[Input rows start]

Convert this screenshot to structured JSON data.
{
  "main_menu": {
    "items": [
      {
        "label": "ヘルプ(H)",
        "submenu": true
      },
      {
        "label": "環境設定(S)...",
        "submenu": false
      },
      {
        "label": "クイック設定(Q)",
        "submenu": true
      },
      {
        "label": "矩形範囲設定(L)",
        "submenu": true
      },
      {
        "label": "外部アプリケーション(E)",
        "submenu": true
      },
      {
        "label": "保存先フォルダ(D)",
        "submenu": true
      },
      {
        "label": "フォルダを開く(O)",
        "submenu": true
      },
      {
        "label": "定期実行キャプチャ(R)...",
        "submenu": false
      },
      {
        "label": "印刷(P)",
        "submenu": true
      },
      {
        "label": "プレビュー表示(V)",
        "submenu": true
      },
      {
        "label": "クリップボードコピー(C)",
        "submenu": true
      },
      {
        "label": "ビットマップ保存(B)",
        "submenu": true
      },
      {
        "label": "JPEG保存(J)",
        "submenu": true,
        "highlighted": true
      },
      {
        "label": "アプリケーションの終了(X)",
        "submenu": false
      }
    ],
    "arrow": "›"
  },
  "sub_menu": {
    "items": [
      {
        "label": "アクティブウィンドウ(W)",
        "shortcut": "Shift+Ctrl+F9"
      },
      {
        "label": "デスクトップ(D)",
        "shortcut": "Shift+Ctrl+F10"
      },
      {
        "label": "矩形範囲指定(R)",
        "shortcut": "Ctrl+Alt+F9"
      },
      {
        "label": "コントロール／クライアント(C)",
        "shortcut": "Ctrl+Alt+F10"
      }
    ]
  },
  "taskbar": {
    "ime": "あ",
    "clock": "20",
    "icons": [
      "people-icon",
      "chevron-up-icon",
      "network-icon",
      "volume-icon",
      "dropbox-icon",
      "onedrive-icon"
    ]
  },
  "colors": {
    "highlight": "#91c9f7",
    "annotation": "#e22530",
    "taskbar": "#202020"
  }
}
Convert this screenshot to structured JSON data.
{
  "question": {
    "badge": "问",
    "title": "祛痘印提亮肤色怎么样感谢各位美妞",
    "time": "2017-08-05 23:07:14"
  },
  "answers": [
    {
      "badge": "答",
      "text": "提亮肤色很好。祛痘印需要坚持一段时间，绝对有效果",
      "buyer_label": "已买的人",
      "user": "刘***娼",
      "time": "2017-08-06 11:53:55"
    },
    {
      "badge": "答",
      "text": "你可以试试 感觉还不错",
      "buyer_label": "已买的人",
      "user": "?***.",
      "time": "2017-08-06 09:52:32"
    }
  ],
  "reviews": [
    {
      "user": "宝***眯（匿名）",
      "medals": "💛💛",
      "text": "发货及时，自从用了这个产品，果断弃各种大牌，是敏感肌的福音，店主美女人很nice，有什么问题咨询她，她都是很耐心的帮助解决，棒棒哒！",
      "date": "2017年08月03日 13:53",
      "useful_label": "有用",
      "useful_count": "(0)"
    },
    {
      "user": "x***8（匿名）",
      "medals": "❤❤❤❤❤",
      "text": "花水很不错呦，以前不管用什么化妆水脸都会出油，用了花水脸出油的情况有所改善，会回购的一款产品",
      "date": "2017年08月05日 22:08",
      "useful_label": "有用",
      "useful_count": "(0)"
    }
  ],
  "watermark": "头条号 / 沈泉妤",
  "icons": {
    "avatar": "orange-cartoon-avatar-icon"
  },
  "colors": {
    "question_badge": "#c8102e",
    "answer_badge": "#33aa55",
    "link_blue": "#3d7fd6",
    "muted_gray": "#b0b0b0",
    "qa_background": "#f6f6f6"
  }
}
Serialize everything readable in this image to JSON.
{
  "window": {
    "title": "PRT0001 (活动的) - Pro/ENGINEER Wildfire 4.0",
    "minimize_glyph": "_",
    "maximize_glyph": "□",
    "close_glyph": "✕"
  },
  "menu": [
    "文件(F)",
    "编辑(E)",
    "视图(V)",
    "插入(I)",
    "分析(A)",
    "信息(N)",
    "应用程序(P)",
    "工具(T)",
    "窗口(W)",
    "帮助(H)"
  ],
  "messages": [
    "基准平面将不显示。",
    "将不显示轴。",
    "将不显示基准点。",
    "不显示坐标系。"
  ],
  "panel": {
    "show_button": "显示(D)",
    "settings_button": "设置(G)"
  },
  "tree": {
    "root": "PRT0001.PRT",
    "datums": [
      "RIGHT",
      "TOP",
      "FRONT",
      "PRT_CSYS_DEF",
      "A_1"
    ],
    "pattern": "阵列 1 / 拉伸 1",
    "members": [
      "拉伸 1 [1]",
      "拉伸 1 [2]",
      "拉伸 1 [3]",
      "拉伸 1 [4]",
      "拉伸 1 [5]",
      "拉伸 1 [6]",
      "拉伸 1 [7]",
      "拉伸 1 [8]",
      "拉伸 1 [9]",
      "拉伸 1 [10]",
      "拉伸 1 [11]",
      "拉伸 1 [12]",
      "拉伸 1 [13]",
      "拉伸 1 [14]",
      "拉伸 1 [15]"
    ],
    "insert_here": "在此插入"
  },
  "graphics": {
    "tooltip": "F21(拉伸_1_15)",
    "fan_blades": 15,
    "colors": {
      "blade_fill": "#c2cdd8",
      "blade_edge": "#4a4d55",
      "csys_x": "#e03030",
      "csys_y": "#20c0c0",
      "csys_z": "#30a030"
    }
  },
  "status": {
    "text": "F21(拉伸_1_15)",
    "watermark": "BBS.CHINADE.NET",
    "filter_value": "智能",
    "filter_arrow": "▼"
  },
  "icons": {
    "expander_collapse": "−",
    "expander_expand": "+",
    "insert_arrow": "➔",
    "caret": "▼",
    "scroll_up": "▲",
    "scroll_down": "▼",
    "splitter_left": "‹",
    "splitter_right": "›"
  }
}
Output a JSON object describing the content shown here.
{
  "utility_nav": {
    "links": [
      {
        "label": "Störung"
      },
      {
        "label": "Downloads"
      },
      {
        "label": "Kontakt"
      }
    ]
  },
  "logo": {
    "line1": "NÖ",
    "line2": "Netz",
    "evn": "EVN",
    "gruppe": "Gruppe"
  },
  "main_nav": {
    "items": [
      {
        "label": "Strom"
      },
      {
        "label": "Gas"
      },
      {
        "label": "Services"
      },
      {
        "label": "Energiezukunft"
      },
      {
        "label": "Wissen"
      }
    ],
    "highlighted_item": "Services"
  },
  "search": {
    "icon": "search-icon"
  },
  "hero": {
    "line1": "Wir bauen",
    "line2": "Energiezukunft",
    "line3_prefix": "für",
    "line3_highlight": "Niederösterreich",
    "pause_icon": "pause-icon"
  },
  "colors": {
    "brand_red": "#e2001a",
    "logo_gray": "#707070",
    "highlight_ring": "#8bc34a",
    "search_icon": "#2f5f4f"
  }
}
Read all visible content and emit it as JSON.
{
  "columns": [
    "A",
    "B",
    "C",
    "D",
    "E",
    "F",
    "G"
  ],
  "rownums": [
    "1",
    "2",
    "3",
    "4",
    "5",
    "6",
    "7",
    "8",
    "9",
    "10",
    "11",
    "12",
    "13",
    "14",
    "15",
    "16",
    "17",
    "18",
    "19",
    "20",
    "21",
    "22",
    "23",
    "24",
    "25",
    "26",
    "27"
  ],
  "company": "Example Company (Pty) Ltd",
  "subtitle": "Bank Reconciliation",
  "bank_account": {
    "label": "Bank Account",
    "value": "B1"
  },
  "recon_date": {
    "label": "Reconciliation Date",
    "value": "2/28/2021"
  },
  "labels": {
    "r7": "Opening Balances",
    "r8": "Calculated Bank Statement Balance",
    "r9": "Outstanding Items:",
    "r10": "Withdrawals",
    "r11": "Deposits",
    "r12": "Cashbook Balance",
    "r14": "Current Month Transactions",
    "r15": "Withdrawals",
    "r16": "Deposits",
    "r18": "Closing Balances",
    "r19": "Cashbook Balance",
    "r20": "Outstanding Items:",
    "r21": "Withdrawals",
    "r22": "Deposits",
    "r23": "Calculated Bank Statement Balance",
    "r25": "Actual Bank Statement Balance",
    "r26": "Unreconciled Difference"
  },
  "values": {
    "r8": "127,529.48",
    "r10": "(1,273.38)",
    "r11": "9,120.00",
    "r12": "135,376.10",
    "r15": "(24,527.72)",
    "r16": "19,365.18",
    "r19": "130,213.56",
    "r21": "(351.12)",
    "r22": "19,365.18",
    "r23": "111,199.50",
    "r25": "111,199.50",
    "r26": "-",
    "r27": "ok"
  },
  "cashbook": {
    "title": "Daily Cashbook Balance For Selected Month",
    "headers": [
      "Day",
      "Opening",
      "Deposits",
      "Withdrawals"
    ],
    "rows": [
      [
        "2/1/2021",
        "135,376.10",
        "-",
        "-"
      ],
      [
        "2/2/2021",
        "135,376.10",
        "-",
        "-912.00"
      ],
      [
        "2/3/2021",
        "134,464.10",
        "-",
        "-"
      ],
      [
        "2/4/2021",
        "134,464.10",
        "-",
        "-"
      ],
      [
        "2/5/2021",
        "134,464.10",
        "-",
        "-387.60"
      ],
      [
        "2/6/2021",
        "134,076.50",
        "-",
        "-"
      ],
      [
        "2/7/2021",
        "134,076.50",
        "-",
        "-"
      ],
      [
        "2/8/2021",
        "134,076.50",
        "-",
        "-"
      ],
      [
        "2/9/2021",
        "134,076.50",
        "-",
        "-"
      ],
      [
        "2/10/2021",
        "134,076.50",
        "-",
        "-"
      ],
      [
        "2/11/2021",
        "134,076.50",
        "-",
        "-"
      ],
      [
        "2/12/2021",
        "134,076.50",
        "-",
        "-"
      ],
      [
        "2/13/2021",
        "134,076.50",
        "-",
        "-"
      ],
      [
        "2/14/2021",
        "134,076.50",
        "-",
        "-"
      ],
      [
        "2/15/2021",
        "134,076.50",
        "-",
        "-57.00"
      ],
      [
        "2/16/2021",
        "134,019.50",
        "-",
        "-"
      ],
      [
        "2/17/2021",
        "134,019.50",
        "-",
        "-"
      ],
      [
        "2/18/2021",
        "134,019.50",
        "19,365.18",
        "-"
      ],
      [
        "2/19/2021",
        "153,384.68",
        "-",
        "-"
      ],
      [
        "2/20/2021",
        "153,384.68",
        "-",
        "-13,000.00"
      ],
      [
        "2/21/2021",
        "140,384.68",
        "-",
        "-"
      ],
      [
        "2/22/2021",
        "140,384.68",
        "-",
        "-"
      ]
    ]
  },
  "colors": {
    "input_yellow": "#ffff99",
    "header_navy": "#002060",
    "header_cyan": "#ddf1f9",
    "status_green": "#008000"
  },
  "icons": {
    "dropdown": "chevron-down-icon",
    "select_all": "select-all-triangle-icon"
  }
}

[Input rows end]

Directive:
Extract every line above that contains the word "JSON".

Exercise output:
Convert this screenshot to structured JSON data.
Convert this screenshot to structured JSON data.
Serialize everything readable in this image to JSON.
Output a JSON object describing the content shown here.
Read all visible content and emit it as JSON.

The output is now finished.